■ **What to produce**: Output each entry below as it stands, leaving out every picture.
:: Data listing
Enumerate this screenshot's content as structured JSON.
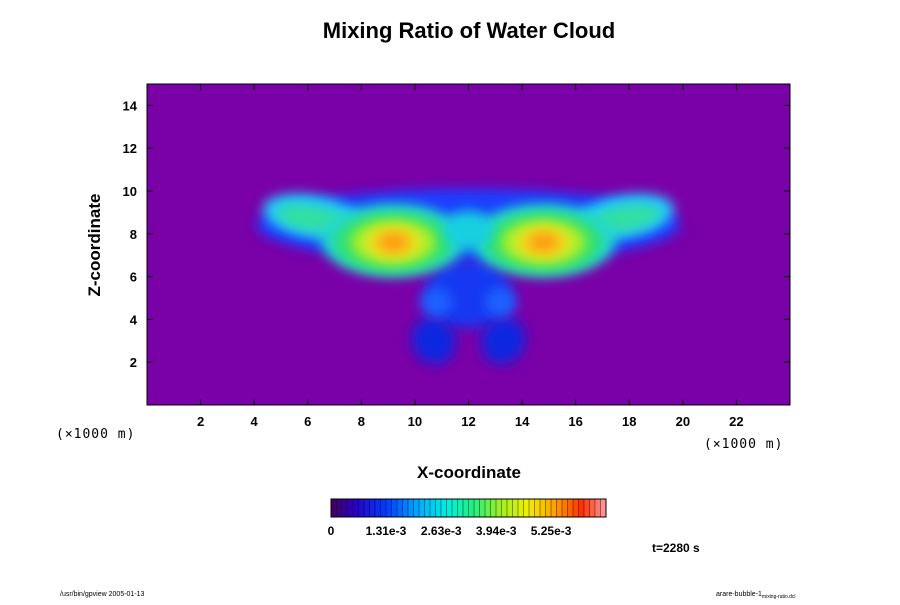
{
  "chart_data": {
    "type": "heatmap",
    "title": "Mixing Ratio of Water Cloud",
    "xlabel": "X-coordinate",
    "ylabel": "Z-coordinate",
    "x_unit": "(×1000 m)",
    "y_unit": "(×1000 m)",
    "xlim": [
      0,
      24
    ],
    "ylim": [
      0,
      15
    ],
    "x_ticks": [
      2,
      4,
      6,
      8,
      10,
      12,
      14,
      16,
      18,
      20,
      22
    ],
    "y_ticks": [
      2,
      4,
      6,
      8,
      10,
      12,
      14
    ],
    "background_color": "#7a00a8",
    "features": [
      {
        "name": "left core",
        "x": 9.2,
        "z": 7.6,
        "peak": 0.0058
      },
      {
        "name": "right core",
        "x": 14.8,
        "z": 7.6,
        "peak": 0.0058
      },
      {
        "name": "left outer lobe",
        "x": 6.0,
        "z": 8.7,
        "level": 0.0026
      },
      {
        "name": "right outer lobe",
        "x": 18.0,
        "z": 8.7,
        "level": 0.0026
      },
      {
        "name": "lower left tail",
        "x": 10.6,
        "z": 2.8,
        "level": 0.001
      },
      {
        "name": "lower right tail",
        "x": 13.4,
        "z": 2.8,
        "level": 0.001
      }
    ],
    "colorbar": {
      "min": 0,
      "max": 0.00656,
      "tick_labels": [
        "0",
        "1.31e-3",
        "2.63e-3",
        "3.94e-3",
        "5.25e-3"
      ],
      "tick_values": [
        0,
        0.00131,
        0.00263,
        0.00394,
        0.00525
      ]
    }
  },
  "time_label": "t=2280 s",
  "footer_left": "/usr/bin/gpview 2005-01-13",
  "footer_right": "arare-bubble-1",
  "footer_right_sub": "mixing-ratio.dcl"
}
::::
■ **The output**:
Enumerate this screenshot's content as structured JSON.
{
  "chart_data": {
    "type": "heatmap",
    "title": "Mixing Ratio of Water Cloud",
    "xlabel": "X-coordinate",
    "ylabel": "Z-coordinate",
    "x_unit": "(×1000 m)",
    "y_unit": "(×1000 m)",
    "xlim": [
      0,
      24
    ],
    "ylim": [
      0,
      15
    ],
    "x_ticks": [
      2,
      4,
      6,
      8,
      10,
      12,
      14,
      16,
      18,
      20,
      22
    ],
    "y_ticks": [
      2,
      4,
      6,
      8,
      10,
      12,
      14
    ],
    "background_color": "#7a00a8",
    "features": [
      {
        "name": "left core",
        "x": 9.2,
        "z": 7.6,
        "peak": 0.0058
      },
      {
        "name": "right core",
        "x": 14.8,
        "z": 7.6,
        "peak": 0.0058
      },
      {
        "name": "left outer lobe",
        "x": 6.0,
        "z": 8.7,
        "level": 0.0026
      },
      {
        "name": "right outer lobe",
        "x": 18.0,
        "z": 8.7,
        "level": 0.0026
      },
      {
        "name": "lower left tail",
        "x": 10.6,
        "z": 2.8,
        "level": 0.001
      },
      {
        "name": "lower right tail",
        "x": 13.4,
        "z": 2.8,
        "level": 0.001
      }
    ],
    "colorbar": {
      "min": 0,
      "max": 0.00656,
      "tick_labels": [
        "0",
        "1.31e-3",
        "2.63e-3",
        "3.94e-3",
        "5.25e-3"
      ],
      "tick_values": [
        0,
        0.00131,
        0.00263,
        0.00394,
        0.00525
      ]
    }
  },
  "time_label": "t=2280 s",
  "footer_left": "/usr/bin/gpview 2005-01-13",
  "footer_right": "arare-bubble-1",
  "footer_right_sub": "mixing-ratio.dcl"
}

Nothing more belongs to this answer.